WRITTEN INSTRUCTION:
Can you restate the records below word for word?

[Figure dataset records]
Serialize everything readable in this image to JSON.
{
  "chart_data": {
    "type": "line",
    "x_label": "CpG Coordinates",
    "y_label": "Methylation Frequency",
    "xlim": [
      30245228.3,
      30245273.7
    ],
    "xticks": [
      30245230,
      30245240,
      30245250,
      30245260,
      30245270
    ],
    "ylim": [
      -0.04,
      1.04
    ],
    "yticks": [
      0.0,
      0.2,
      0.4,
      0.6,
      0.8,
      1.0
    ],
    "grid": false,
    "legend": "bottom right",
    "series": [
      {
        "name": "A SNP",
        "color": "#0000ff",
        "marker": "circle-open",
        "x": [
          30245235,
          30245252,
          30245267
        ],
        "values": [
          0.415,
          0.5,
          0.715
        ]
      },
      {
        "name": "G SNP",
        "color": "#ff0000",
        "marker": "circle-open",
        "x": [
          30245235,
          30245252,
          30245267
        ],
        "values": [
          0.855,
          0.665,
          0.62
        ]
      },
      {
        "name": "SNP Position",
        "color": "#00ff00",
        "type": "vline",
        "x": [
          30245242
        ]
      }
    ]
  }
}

CORRECT RESPONSE:
Serialize everything readable in this image to JSON.
{
  "chart_data": {
    "type": "line",
    "x_label": "CpG Coordinates",
    "y_label": "Methylation Frequency",
    "xlim": [
      30245228.3,
      30245273.7
    ],
    "xticks": [
      30245230,
      30245240,
      30245250,
      30245260,
      30245270
    ],
    "ylim": [
      -0.04,
      1.04
    ],
    "yticks": [
      0.0,
      0.2,
      0.4,
      0.6,
      0.8,
      1.0
    ],
    "grid": false,
    "legend": "bottom right",
    "series": [
      {
        "name": "A SNP",
        "color": "#0000ff",
        "marker": "circle-open",
        "x": [
          30245235,
          30245252,
          30245267
        ],
        "values": [
          0.415,
          0.5,
          0.715
        ]
      },
      {
        "name": "G SNP",
        "color": "#ff0000",
        "marker": "circle-open",
        "x": [
          30245235,
          30245252,
          30245267
        ],
        "values": [
          0.855,
          0.665,
          0.62
        ]
      },
      {
        "name": "SNP Position",
        "color": "#00ff00",
        "type": "vline",
        "x": [
          30245242
        ]
      }
    ]
  }
}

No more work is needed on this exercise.